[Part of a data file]

____

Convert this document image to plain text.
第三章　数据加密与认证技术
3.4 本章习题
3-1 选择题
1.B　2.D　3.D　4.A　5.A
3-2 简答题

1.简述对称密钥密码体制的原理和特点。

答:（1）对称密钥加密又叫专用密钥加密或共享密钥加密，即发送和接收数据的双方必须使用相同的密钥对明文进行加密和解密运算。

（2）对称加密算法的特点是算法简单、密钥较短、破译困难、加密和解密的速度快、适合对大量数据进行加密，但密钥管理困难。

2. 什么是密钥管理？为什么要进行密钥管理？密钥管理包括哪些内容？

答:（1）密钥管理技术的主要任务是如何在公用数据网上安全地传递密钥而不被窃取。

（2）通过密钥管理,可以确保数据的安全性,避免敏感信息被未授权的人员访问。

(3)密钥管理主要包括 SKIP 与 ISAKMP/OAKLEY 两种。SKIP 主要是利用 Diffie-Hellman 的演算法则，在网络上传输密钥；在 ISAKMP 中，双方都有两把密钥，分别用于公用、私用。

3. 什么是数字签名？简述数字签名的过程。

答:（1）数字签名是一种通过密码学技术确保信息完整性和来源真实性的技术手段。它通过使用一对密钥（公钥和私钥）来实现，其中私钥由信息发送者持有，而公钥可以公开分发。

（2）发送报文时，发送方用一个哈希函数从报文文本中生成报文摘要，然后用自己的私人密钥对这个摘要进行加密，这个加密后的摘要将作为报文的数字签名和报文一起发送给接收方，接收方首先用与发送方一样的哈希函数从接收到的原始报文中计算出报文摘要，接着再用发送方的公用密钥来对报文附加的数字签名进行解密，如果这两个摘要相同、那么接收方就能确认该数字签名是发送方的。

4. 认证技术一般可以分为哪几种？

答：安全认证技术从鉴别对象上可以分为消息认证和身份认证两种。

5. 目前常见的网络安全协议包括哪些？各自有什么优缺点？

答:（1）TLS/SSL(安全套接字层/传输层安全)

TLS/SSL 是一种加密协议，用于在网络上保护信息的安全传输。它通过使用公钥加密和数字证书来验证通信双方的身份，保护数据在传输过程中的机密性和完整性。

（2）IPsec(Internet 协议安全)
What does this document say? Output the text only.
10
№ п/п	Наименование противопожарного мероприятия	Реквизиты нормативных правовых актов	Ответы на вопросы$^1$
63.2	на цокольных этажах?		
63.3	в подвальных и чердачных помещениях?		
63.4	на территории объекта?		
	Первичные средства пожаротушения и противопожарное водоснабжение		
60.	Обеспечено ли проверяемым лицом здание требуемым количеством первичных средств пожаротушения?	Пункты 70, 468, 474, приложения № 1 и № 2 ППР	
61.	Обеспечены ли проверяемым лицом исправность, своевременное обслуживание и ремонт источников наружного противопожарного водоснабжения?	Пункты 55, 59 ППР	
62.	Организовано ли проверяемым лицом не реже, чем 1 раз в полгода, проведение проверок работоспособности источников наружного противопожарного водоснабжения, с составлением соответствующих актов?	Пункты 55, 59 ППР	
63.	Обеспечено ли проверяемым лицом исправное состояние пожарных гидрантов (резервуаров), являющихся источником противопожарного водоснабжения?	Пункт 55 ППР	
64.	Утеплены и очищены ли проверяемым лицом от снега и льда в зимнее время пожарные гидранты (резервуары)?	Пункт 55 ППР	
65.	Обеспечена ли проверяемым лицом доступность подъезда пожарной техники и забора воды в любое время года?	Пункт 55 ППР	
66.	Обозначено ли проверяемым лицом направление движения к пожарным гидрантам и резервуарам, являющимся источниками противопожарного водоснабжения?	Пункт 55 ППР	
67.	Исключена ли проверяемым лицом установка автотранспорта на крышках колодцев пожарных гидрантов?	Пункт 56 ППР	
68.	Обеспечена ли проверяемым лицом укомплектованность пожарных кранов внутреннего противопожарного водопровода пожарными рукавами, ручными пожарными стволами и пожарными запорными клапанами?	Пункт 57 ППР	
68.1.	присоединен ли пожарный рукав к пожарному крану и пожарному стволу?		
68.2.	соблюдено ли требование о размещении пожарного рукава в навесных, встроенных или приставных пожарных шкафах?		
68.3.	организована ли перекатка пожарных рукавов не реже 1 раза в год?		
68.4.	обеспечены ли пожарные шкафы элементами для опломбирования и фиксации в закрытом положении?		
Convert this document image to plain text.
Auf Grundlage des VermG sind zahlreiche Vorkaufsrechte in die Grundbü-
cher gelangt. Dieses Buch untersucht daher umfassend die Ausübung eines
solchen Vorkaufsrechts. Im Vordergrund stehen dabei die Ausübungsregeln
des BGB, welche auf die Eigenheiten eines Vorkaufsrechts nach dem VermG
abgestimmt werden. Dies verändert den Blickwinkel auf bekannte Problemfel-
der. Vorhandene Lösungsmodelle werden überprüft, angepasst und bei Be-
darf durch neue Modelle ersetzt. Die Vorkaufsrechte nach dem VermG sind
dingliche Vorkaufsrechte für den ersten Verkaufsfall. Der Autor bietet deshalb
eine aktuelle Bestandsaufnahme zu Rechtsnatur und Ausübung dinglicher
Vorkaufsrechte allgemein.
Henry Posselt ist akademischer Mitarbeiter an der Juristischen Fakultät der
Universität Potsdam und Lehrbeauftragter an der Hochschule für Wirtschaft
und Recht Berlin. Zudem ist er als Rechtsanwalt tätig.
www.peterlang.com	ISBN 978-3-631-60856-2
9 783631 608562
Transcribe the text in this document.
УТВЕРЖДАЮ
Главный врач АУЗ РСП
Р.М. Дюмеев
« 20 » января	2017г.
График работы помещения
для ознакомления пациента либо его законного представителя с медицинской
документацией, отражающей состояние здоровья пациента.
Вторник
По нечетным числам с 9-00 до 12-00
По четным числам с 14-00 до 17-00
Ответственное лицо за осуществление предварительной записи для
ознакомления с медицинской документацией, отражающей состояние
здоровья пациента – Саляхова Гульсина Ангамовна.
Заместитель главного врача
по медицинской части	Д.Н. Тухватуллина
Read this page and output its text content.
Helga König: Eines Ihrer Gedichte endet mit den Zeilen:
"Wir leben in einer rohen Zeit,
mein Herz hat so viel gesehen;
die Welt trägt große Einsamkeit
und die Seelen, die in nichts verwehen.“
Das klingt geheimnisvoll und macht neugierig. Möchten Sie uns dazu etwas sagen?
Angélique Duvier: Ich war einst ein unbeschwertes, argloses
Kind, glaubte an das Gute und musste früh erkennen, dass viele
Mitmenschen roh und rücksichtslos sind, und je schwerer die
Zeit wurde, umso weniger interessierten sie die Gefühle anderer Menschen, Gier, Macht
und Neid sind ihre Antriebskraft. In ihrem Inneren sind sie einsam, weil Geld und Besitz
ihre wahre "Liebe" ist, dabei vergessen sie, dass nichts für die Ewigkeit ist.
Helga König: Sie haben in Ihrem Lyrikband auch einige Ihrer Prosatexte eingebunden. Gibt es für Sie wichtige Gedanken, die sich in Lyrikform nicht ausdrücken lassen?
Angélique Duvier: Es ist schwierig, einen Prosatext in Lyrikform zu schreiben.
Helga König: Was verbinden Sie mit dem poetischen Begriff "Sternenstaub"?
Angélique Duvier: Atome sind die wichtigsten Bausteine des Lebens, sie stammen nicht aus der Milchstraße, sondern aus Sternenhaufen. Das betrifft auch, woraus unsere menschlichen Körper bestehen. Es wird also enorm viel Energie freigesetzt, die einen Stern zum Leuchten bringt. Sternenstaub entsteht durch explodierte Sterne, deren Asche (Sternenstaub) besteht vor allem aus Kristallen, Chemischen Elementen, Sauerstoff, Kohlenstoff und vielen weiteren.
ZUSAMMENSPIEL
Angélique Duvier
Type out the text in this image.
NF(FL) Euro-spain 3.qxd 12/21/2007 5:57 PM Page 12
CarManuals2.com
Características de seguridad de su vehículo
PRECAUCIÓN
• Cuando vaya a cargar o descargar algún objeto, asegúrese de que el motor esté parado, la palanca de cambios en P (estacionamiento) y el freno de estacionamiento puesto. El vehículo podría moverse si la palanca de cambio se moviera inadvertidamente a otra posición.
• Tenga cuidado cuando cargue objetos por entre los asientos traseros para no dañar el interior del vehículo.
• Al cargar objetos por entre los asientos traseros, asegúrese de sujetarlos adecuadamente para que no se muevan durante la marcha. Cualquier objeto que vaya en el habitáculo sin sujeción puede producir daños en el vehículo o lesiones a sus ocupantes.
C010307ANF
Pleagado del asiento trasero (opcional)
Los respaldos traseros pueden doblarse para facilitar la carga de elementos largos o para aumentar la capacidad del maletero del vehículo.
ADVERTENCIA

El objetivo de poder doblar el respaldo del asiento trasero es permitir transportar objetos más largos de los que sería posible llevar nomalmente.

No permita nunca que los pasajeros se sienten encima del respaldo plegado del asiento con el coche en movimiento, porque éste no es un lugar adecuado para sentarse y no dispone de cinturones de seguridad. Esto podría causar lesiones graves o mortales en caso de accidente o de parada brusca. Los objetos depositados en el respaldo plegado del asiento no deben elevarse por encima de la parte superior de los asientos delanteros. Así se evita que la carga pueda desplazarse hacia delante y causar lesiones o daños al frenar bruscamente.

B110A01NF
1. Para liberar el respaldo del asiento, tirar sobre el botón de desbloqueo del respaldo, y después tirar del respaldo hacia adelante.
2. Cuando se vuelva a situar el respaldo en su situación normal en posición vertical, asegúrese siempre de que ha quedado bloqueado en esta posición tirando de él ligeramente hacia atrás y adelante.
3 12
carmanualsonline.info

____

Request
Among the lines above, how many contain the string "источников"? State the number alone.

Expected answer
2